Extracts from a graphics dataset.
################
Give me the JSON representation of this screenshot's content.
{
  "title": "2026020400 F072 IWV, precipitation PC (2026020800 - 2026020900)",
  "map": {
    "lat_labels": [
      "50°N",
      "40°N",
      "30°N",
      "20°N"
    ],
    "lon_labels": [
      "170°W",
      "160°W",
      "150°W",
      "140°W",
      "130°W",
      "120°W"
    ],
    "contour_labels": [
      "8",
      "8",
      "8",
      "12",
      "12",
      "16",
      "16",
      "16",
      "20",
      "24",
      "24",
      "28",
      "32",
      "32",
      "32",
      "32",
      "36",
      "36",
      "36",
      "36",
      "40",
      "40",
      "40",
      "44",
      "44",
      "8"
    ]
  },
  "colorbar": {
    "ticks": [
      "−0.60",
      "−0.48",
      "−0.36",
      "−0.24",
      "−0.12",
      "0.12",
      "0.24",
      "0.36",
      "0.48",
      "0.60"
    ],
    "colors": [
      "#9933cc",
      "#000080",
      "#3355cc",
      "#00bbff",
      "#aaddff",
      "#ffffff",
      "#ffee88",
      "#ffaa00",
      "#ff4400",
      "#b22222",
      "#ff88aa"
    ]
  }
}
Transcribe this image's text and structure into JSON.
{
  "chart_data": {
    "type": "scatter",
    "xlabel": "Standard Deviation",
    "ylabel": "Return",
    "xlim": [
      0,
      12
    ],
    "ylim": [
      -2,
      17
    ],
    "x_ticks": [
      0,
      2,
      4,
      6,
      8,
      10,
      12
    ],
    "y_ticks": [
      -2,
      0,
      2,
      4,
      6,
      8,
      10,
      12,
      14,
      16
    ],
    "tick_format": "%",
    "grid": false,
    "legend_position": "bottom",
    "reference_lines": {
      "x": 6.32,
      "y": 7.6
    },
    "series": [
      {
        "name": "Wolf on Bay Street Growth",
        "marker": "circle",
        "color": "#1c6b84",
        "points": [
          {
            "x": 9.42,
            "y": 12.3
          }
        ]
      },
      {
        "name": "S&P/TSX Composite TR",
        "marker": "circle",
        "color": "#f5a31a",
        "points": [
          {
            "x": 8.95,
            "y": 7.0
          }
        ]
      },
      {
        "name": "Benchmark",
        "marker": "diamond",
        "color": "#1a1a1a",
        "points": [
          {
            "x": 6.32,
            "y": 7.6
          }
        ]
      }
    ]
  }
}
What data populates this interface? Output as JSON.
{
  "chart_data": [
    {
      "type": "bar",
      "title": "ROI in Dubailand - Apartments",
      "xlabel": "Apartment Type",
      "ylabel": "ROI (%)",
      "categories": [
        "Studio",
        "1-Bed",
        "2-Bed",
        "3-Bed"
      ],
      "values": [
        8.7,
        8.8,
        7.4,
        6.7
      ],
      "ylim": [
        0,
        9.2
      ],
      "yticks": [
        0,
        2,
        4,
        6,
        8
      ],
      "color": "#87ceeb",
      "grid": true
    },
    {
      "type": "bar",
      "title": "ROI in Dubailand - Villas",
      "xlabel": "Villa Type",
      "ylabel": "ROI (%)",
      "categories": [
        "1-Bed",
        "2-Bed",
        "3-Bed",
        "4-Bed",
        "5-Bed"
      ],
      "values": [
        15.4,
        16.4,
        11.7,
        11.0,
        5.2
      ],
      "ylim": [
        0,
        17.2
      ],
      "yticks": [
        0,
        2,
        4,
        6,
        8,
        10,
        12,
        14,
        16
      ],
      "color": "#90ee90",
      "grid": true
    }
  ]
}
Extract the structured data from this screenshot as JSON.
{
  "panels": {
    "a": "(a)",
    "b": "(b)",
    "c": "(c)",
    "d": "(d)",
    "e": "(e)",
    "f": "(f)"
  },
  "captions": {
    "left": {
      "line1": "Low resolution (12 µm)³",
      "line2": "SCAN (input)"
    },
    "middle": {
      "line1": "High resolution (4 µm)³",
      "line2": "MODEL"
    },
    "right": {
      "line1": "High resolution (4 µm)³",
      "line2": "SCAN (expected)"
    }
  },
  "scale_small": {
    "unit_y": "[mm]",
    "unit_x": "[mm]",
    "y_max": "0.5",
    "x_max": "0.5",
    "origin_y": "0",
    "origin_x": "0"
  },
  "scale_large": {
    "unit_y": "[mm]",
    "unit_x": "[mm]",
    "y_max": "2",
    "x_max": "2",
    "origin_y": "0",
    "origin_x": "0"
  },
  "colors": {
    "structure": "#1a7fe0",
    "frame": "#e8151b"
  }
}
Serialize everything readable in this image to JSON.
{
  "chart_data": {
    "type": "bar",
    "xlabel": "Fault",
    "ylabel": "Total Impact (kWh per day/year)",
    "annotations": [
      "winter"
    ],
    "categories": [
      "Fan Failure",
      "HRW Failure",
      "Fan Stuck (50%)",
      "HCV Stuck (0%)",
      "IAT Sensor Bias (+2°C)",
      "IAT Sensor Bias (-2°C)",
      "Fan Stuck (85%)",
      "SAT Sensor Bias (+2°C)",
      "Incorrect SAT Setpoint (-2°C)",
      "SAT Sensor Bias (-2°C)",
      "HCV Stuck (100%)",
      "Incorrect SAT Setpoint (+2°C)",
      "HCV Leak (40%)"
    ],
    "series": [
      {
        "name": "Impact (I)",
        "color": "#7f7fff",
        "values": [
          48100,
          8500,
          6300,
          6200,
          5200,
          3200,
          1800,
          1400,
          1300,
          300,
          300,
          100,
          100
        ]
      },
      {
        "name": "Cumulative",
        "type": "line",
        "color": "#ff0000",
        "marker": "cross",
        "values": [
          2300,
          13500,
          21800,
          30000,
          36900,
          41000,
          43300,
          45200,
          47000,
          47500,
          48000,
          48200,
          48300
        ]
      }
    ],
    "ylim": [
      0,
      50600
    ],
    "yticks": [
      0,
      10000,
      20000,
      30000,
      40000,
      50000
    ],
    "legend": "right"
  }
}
################
PROBLEM TO WORK ON. Gather all lines where the word "SCAN" appears.

ANSWER TO THIS PROBLEM.
      "line2": "SCAN (input)"
      "line2": "SCAN (expected)"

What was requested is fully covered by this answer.